> **WRITTEN REQUEST A**:
Using the Galaxy tutorial prerequisites text, explain why users planning to use Galaxy in SRC for the tutorial must set an SSH key in their SRAM account.
> **WRITTEN REQUEST B**:
According to the Galaxy tutorial prerequisites text, whom should you contact if you are unable to create a catalog item inside SRC?

> **PAGE TEXT**:
The instance provides secure authentication, where users must have a SURF Research account prior to this tutorial, have set the SURF Research Access Management (SRAM) authentication method, and connect an SSH key to their accounts. In case you are not familiar with SRC and need help in setting up your accounts, please follow the instructions on the SURF Knowledge Base

Inside the SRC members should have access to all publicly available catalog items. If you are not able to create a catalog item, please contact SURF servicedesk.

This tutorial assumes you are member of a Collaborative Organisation (CO) in SRAM that has access to SRC and a wallet with budget in SRC with enough sources to create Galaxy and Pulsar catalog items. (For more information please refer to the SURF Knowledge Base.

You should have previous experience working with data inside Galaxy.

SSH access is required to reconfigure your Galaxy instance. Please make sure you set an SSH key in your SRAM account if you are planning to use Galaxy in SRC for this tutorial.

Labeled region entries:
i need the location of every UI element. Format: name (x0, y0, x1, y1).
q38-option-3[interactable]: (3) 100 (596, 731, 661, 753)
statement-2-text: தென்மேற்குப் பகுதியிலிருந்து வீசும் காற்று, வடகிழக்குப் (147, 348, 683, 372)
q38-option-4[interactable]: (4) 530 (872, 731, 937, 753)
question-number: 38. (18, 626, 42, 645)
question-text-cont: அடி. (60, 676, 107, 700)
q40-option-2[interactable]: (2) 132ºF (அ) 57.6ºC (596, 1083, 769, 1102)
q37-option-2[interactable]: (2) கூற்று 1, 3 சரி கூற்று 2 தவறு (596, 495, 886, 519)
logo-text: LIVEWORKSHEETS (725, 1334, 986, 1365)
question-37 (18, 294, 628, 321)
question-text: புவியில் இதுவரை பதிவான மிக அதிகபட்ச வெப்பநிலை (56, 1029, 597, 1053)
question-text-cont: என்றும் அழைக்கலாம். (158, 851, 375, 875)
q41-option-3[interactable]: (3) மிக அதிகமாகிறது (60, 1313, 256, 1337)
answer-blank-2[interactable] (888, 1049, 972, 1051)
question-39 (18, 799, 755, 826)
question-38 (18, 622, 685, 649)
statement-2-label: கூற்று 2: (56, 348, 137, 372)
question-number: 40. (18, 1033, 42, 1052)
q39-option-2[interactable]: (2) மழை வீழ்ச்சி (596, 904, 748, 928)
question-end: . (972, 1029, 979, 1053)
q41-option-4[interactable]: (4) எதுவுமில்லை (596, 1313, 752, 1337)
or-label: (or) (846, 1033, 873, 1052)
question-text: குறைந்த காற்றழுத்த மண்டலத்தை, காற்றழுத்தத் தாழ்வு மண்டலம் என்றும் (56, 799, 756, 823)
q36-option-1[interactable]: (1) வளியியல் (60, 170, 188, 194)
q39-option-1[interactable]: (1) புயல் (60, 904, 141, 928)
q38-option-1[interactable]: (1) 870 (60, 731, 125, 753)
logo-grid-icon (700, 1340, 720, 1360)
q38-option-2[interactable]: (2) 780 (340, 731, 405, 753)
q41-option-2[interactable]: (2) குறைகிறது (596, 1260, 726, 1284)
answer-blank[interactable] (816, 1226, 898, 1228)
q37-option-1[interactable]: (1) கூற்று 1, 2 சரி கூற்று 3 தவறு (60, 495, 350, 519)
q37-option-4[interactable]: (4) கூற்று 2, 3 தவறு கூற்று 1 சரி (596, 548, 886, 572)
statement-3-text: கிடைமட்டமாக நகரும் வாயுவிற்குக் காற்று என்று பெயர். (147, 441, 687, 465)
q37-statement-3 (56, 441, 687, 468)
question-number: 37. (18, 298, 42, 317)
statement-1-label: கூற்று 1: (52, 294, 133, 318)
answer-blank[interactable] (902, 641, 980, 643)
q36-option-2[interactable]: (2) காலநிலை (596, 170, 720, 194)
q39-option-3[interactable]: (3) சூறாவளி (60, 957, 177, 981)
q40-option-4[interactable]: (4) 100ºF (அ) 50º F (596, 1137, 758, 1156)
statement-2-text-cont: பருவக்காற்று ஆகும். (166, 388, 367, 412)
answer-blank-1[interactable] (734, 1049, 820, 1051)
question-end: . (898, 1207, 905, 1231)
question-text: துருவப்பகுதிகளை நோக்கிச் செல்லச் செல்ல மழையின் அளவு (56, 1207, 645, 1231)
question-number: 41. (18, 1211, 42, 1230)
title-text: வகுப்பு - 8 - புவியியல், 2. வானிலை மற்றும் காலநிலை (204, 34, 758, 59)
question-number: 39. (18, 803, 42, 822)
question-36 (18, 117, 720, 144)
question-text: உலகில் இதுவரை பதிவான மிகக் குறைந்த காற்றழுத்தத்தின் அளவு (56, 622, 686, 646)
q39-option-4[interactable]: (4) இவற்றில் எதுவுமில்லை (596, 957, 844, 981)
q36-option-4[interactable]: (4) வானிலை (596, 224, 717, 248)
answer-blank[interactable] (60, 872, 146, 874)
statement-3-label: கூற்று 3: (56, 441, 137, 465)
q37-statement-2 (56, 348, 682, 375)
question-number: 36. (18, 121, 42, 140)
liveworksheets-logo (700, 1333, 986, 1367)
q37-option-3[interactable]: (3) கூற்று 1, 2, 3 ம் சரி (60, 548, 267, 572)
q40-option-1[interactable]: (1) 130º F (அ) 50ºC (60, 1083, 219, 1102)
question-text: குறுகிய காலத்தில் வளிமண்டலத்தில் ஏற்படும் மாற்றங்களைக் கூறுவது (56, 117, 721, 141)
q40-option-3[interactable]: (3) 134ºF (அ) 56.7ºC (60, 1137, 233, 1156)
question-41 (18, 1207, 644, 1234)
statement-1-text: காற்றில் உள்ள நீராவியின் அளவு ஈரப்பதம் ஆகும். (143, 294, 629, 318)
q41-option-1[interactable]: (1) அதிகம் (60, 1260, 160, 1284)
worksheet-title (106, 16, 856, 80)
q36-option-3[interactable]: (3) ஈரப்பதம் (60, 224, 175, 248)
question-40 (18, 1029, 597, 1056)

> **FINAL ANSWER A**:
SSH access is required to reconfigure the Galaxy instance. Without an SSH key set in the SRAM account, users could not make that connection.

> **FINAL ANSWER B**:
SURF servicedesk.